» **Directions**: Give the data again, word for word.

» **Records from a dataset**:
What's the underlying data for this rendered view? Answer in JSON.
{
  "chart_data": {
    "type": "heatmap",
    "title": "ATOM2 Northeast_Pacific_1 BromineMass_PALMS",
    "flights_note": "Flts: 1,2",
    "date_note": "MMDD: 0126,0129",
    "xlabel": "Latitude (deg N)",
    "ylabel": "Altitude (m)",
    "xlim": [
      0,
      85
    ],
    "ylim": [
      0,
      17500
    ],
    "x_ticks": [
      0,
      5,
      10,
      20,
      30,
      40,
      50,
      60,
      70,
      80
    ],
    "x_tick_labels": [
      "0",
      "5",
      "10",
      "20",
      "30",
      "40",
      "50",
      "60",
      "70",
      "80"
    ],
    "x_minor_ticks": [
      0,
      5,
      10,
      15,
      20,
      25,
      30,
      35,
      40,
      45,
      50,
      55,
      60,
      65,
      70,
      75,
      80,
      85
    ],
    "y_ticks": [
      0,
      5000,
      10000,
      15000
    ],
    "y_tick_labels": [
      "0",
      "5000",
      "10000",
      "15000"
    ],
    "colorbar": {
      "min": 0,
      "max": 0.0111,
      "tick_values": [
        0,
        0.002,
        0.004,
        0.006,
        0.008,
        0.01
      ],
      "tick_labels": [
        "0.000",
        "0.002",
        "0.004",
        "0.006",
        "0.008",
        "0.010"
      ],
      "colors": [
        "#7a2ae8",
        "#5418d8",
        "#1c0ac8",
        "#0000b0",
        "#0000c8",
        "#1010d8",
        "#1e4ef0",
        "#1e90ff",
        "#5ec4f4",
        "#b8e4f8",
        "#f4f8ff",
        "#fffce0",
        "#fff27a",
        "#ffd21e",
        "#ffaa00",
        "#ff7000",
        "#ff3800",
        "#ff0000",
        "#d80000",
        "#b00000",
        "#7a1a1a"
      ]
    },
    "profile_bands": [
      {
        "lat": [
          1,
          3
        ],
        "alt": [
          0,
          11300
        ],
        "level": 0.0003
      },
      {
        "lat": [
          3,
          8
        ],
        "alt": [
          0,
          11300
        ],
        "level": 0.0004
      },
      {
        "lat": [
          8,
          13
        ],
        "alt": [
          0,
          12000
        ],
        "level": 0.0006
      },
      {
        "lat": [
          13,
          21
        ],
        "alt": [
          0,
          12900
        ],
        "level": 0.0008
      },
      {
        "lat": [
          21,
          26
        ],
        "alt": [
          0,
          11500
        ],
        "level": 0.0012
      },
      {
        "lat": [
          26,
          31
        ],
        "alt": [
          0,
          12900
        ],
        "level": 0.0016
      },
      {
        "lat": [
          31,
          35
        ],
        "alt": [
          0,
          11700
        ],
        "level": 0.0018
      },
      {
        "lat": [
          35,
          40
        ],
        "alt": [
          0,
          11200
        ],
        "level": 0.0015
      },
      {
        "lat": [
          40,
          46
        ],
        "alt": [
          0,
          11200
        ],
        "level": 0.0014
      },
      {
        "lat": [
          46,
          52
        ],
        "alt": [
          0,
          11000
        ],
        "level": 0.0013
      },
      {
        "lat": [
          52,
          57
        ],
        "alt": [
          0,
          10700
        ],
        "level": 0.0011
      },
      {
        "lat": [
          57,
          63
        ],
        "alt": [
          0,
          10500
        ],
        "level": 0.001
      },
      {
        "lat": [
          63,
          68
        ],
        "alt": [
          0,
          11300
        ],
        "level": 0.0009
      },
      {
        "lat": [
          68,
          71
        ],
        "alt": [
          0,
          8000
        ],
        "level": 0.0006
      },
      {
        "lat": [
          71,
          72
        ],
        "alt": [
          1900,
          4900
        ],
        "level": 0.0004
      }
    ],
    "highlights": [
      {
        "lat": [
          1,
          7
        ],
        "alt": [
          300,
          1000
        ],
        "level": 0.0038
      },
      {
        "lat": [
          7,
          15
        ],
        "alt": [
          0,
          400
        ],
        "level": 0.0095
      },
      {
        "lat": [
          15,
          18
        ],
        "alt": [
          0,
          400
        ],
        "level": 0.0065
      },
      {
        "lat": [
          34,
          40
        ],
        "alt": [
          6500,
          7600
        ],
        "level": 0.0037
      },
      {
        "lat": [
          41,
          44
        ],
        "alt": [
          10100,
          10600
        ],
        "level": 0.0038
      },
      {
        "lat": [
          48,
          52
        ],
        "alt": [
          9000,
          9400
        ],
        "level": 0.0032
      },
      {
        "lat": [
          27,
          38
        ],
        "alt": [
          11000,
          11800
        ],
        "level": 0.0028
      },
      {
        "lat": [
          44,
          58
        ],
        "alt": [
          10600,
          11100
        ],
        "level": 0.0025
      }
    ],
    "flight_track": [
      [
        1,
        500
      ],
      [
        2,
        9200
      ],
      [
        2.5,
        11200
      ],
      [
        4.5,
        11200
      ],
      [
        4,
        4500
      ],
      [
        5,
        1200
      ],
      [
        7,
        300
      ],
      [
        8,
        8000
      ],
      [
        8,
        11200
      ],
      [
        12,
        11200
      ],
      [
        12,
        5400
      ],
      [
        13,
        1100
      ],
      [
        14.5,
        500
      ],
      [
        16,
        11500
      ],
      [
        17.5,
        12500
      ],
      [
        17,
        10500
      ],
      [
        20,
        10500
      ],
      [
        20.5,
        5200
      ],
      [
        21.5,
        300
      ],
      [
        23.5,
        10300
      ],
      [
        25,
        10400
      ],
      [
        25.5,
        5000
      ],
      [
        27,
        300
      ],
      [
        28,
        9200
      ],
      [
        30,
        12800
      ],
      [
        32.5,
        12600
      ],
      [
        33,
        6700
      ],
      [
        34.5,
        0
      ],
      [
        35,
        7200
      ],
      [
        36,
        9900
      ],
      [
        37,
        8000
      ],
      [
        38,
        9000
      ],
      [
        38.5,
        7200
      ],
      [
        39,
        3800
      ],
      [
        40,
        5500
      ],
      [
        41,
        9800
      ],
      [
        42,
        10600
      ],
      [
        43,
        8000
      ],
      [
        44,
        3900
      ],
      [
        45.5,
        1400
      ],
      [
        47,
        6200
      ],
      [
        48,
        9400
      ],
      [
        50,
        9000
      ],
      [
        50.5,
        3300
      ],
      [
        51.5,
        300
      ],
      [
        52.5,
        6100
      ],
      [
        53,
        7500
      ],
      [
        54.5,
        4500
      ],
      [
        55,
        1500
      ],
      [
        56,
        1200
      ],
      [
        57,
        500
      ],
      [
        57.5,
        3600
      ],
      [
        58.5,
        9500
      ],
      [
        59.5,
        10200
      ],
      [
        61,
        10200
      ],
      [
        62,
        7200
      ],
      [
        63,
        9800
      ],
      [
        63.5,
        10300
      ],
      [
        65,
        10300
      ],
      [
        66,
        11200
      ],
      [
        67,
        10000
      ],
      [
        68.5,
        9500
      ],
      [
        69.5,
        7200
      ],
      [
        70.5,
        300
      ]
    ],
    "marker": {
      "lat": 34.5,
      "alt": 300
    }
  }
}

» **Task answer**:
What's the underlying data for this rendered view? Answer in JSON.
{
  "chart_data": {
    "type": "heatmap",
    "title": "ATOM2 Northeast_Pacific_1 BromineMass_PALMS",
    "flights_note": "Flts: 1,2",
    "date_note": "MMDD: 0126,0129",
    "xlabel": "Latitude (deg N)",
    "ylabel": "Altitude (m)",
    "xlim": [
      0,
      85
    ],
    "ylim": [
      0,
      17500
    ],
    "x_ticks": [
      0,
      5,
      10,
      20,
      30,
      40,
      50,
      60,
      70,
      80
    ],
    "x_tick_labels": [
      "0",
      "5",
      "10",
      "20",
      "30",
      "40",
      "50",
      "60",
      "70",
      "80"
    ],
    "x_minor_ticks": [
      0,
      5,
      10,
      15,
      20,
      25,
      30,
      35,
      40,
      45,
      50,
      55,
      60,
      65,
      70,
      75,
      80,
      85
    ],
    "y_ticks": [
      0,
      5000,
      10000,
      15000
    ],
    "y_tick_labels": [
      "0",
      "5000",
      "10000",
      "15000"
    ],
    "colorbar": {
      "min": 0,
      "max": 0.0111,
      "tick_values": [
        0,
        0.002,
        0.004,
        0.006,
        0.008,
        0.01
      ],
      "tick_labels": [
        "0.000",
        "0.002",
        "0.004",
        "0.006",
        "0.008",
        "0.010"
      ],
      "colors": [
        "#7a2ae8",
        "#5418d8",
        "#1c0ac8",
        "#0000b0",
        "#0000c8",
        "#1010d8",
        "#1e4ef0",
        "#1e90ff",
        "#5ec4f4",
        "#b8e4f8",
        "#f4f8ff",
        "#fffce0",
        "#fff27a",
        "#ffd21e",
        "#ffaa00",
        "#ff7000",
        "#ff3800",
        "#ff0000",
        "#d80000",
        "#b00000",
        "#7a1a1a"
      ]
    },
    "profile_bands": [
      {
        "lat": [
          1,
          3
        ],
        "alt": [
          0,
          11300
        ],
        "level": 0.0003
      },
      {
        "lat": [
          3,
          8
        ],
        "alt": [
          0,
          11300
        ],
        "level": 0.0004
      },
      {
        "lat": [
          8,
          13
        ],
        "alt": [
          0,
          12000
        ],
        "level": 0.0006
      },
      {
        "lat": [
          13,
          21
        ],
        "alt": [
          0,
          12900
        ],
        "level": 0.0008
      },
      {
        "lat": [
          21,
          26
        ],
        "alt": [
          0,
          11500
        ],
        "level": 0.0012
      },
      {
        "lat": [
          26,
          31
        ],
        "alt": [
          0,
          12900
        ],
        "level": 0.0016
      },
      {
        "lat": [
          31,
          35
        ],
        "alt": [
          0,
          11700
        ],
        "level": 0.0018
      },
      {
        "lat": [
          35,
          40
        ],
        "alt": [
          0,
          11200
        ],
        "level": 0.0015
      },
      {
        "lat": [
          40,
          46
        ],
        "alt": [
          0,
          11200
        ],
        "level": 0.0014
      },
      {
        "lat": [
          46,
          52
        ],
        "alt": [
          0,
          11000
        ],
        "level": 0.0013
      },
      {
        "lat": [
          52,
          57
        ],
        "alt": [
          0,
          10700
        ],
        "level": 0.0011
      },
      {
        "lat": [
          57,
          63
        ],
        "alt": [
          0,
          10500
        ],
        "level": 0.001
      },
      {
        "lat": [
          63,
          68
        ],
        "alt": [
          0,
          11300
        ],
        "level": 0.0009
      },
      {
        "lat": [
          68,
          71
        ],
        "alt": [
          0,
          8000
        ],
        "level": 0.0006
      },
      {
        "lat": [
          71,
          72
        ],
        "alt": [
          1900,
          4900
        ],
        "level": 0.0004
      }
    ],
    "highlights": [
      {
        "lat": [
          1,
          7
        ],
        "alt": [
          300,
          1000
        ],
        "level": 0.0038
      },
      {
        "lat": [
          7,
          15
        ],
        "alt": [
          0,
          400
        ],
        "level": 0.0095
      },
      {
        "lat": [
          15,
          18
        ],
        "alt": [
          0,
          400
        ],
        "level": 0.0065
      },
      {
        "lat": [
          34,
          40
        ],
        "alt": [
          6500,
          7600
        ],
        "level": 0.0037
      },
      {
        "lat": [
          41,
          44
        ],
        "alt": [
          10100,
          10600
        ],
        "level": 0.0038
      },
      {
        "lat": [
          48,
          52
        ],
        "alt": [
          9000,
          9400
        ],
        "level": 0.0032
      },
      {
        "lat": [
          27,
          38
        ],
        "alt": [
          11000,
          11800
        ],
        "level": 0.0028
      },
      {
        "lat": [
          44,
          58
        ],
        "alt": [
          10600,
          11100
        ],
        "level": 0.0025
      }
    ],
    "flight_track": [
      [
        1,
        500
      ],
      [
        2,
        9200
      ],
      [
        2.5,
        11200
      ],
      [
        4.5,
        11200
      ],
      [
        4,
        4500
      ],
      [
        5,
        1200
      ],
      [
        7,
        300
      ],
      [
        8,
        8000
      ],
      [
        8,
        11200
      ],
      [
        12,
        11200
      ],
      [
        12,
        5400
      ],
      [
        13,
        1100
      ],
      [
        14.5,
        500
      ],
      [
        16,
        11500
      ],
      [
        17.5,
        12500
      ],
      [
        17,
        10500
      ],
      [
        20,
        10500
      ],
      [
        20.5,
        5200
      ],
      [
        21.5,
        300
      ],
      [
        23.5,
        10300
      ],
      [
        25,
        10400
      ],
      [
        25.5,
        5000
      ],
      [
        27,
        300
      ],
      [
        28,
        9200
      ],
      [
        30,
        12800
      ],
      [
        32.5,
        12600
      ],
      [
        33,
        6700
      ],
      [
        34.5,
        0
      ],
      [
        35,
        7200
      ],
      [
        36,
        9900
      ],
      [
        37,
        8000
      ],
      [
        38,
        9000
      ],
      [
        38.5,
        7200
      ],
      [
        39,
        3800
      ],
      [
        40,
        5500
      ],
      [
        41,
        9800
      ],
      [
        42,
        10600
      ],
      [
        43,
        8000
      ],
      [
        44,
        3900
      ],
      [
        45.5,
        1400
      ],
      [
        47,
        6200
      ],
      [
        48,
        9400
      ],
      [
        50,
        9000
      ],
      [
        50.5,
        3300
      ],
      [
        51.5,
        300
      ],
      [
        52.5,
        6100
      ],
      [
        53,
        7500
      ],
      [
        54.5,
        4500
      ],
      [
        55,
        1500
      ],
      [
        56,
        1200
      ],
      [
        57,
        500
      ],
      [
        57.5,
        3600
      ],
      [
        58.5,
        9500
      ],
      [
        59.5,
        10200
      ],
      [
        61,
        10200
      ],
      [
        62,
        7200
      ],
      [
        63,
        9800
      ],
      [
        63.5,
        10300
      ],
      [
        65,
        10300
      ],
      [
        66,
        11200
      ],
      [
        67,
        10000
      ],
      [
        68.5,
        9500
      ],
      [
        69.5,
        7200
      ],
      [
        70.5,
        300
      ]
    ],
    "marker": {
      "lat": 34.5,
      "alt": 300
    }
  }
}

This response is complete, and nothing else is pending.